### EXCERPTED TEXT

--- start ---

I should not let my world revolve around our children to the point of my entire being and identity is swallowed up by who and what they are. Or what they are eating. Or pooping. Or saying. Or wearing. Mommyhood may be what takes up the vast majority of my mental, physical reserves and time these days but it should not be what primarily defines me as a human being. My husband married a woman who was not a living incubator, doubling as a milk cow or a drill sergeant attempting to structure a daily routine and work around offspring. He deserves to see a glimpse of the pre-child woman he married every so often and amazingly enough, kids deserve to see that Mom is a whole lot more than *just* Mom. Keeping that woman with interests and conversational abilities beyond what the 2 yo managed to flush down the toilet today alive may mean cutting corners off the idealistic self imposed perfect Mom profile we all keep in the back of our minds to flog ourselves with occasionally. We all know we can’t live up to the Perfect Mom Profile and it’s very existence is merely a tool by which to torture ourselves with yet we hang onto some customized version of it anyway. I should not model self torture to our children.
I should never ever pretend to be perfect. Our kids are gonna fail. Are going to make mistakes. I’m definitely going to fail them and fail myself. A harder lesson than achieving life success is learning how to accept that life is hard. Life is messy. Life contains mistakes. Sometimes a lot of them. Personal responsibility, learning how to apologize and work to make wrongs right are far more valuable lessons than learning how to build a good image.

--- end ---

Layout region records
--- start ---

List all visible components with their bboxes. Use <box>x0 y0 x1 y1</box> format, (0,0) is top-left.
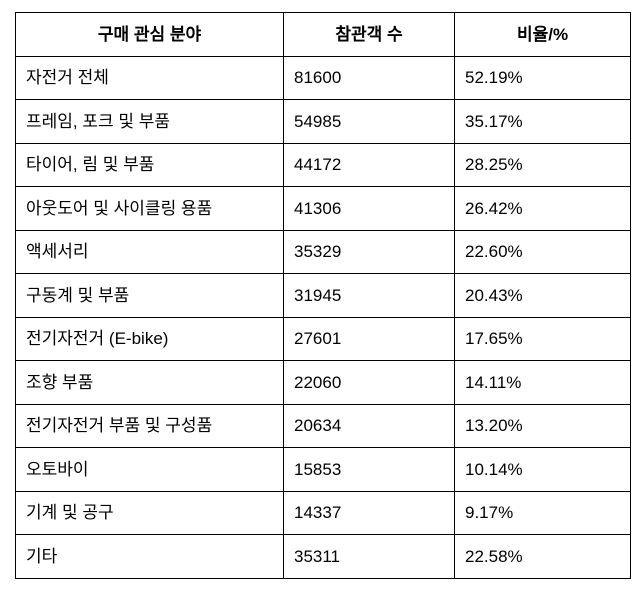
table-row: 전기자전거 부품 및 구성품 20634 13.20% <box>15 403 631 448</box>
cell-ratio: 17.65% <box>454 316 631 361</box>
table-row: 오토바이 15853 10.14% <box>15 447 631 492</box>
table-row: 자전거 전체 81600 52.19% <box>15 55 631 100</box>
cell-visitors: 20634 <box>283 403 455 448</box>
cell-category: 오토바이 <box>15 447 284 492</box>
cell-ratio: 22.58% <box>454 534 631 579</box>
cell-visitors: 15853 <box>283 447 455 492</box>
cell-ratio: 20.43% <box>454 273 631 318</box>
table-row: 타이어, 림 및 부품 44172 28.25% <box>15 142 631 187</box>
cell-visitors: 44172 <box>283 142 455 187</box>
cell-category: 기타 <box>15 534 284 579</box>
cell-ratio: 52.19% <box>454 55 631 100</box>
cell-category: 구동계 및 부품 <box>15 273 284 318</box>
cell-ratio: 26.42% <box>454 186 631 231</box>
header-cell-visitors: 참관객 수 <box>283 12 455 57</box>
cell-category: 기계 및 공구 <box>15 490 284 535</box>
cell-category: 전기자전거 (E-bike) <box>15 316 284 361</box>
cell-ratio: 35.17% <box>454 99 631 144</box>
table-row: 전기자전거 (E-bike) 27601 17.65% <box>15 316 631 361</box>
table-row: 기계 및 공구 14337 9.17% <box>15 490 631 535</box>
cell-category: 자전거 전체 <box>15 55 284 100</box>
cell-visitors: 27601 <box>283 316 455 361</box>
header-cell-category: 구매 관심 분야 <box>15 12 284 57</box>
cell-category: 프레임, 포크 및 부품 <box>15 99 284 144</box>
cell-ratio: 22.60% <box>454 229 631 274</box>
header-cell-ratio: 비율/% <box>454 12 631 57</box>
cell-ratio: 28.25% <box>454 142 631 187</box>
table-row: 조향 부품 22060 14.11% <box>15 360 631 405</box>
cell-category: 액세서리 <box>15 229 284 274</box>
table-header-row: 구매 관심 분야 참관객 수 비율/% <box>15 12 631 57</box>
cell-visitors: 35311 <box>283 534 455 579</box>
cell-visitors: 14337 <box>283 490 455 535</box>
cell-ratio: 9.17% <box>454 490 631 535</box>
cell-ratio: 10.14% <box>454 447 631 492</box>
cell-category: 아웃도어 및 사이클링 용품 <box>15 186 284 231</box>
cell-ratio: 13.20% <box>454 403 631 448</box>
table-row: 기타 35311 22.58% <box>15 534 631 579</box>
cell-visitors: 81600 <box>283 55 455 100</box>
cell-ratio: 14.11% <box>454 360 631 405</box>
cell-category: 조향 부품 <box>15 360 284 405</box>
cell-category: 타이어, 림 및 부품 <box>15 142 284 187</box>
cell-visitors: 31945 <box>283 273 455 318</box>
table-row: 구동계 및 부품 31945 20.43% <box>15 273 631 318</box>
table-row: 프레임, 포크 및 부품 54985 35.17% <box>15 99 631 144</box>
purchase-interest-table: 구매 관심 분야 참관객 수 비율/% 자전거 전체 81600 52.19% … <box>15 12 631 579</box>
cell-category: 전기자전거 부품 및 구성품 <box>15 403 284 448</box>
cell-visitors: 22060 <box>283 360 455 405</box>
cell-visitors: 41306 <box>283 186 455 231</box>
table-row: 아웃도어 및 사이클링 용품 41306 26.42% <box>15 186 631 231</box>
table-row: 액세서리 35329 22.60% <box>15 229 631 274</box>
cell-visitors: 35329 <box>283 229 455 274</box>
cell-visitors: 54985 <box>283 99 455 144</box>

--- end ---

### SET TASK 1
Reproduce the part of the motherhood excerpt that opens with the words containing "I should never" and closes with "a good image.".
### SET TASK 2
In the motherhood excerpt, which lessons does the writer call far more valuable than learning how to build a good image?
### SET TASK 3
Write the next part of the motherhood excerpt, picking up after its final sentence.

### RESPONSE 1
I should never ever pretend to be perfect. Our kids are gonna fail. Are going to make mistakes. I’m definitely going to fail them and fail myself. A harder lesson than achieving life success is learning how to accept that life is hard. Life is messy. Life contains mistakes. Sometimes a lot of them. Personal responsibility, learning how to apologize and work to make wrongs right are far more valuable lessons than learning how to build a good image.

### RESPONSE 2
Personal responsibility, learning how to apologize, and working to make wrongs right.

### RESPONSE 3
I should not rescue them from life. Every instinct of my mother-bear nature wants to help them up the ladder at the playground. Wants to intervene when the bully kid walks up and fires off an insult while evaluating if my kid is their next favorite target. Wants to hide them away from the ugliness that rears it’s head in even the most innocent places of the world around us. Wants to pretend that childhood is all lemondrops, rainbows, unicorns, magic and marshmallows (hfcs free of course). There is a time and place for appropriate parental involvement and presence to be made known. But our kids deserve the chance to see if they can figure out how to balance on their own before being swooped down on by RescueMom. If they can come up with a way to deal with the bully and turn them into a friend. To identify and express outrage against the injustices of this world as only the mind of a child can.
And perhaps most important of all? I should not be afraid. Of being different. Of being the same. Of failing. Of getting old. Of being tired. Of not getting enough done. Of doing too much. Of pushing too hard. Of being too lenient. Of being a Mom. Even if childrearing is by far the scariest thing I’ve ever done. It’s Ok though. One day I’ll actually go skydiving and then childrearing won’t seem scary at all.
I’m off to kiss our sleeping kids. Sweet rosy cheeks tucked away in bed with unruly blonde hair spilling all over the place. I should not allow my heart to actually burst with love and adoration as I gaze at them. On second thought, maybe I can just let that one slide. Just this once.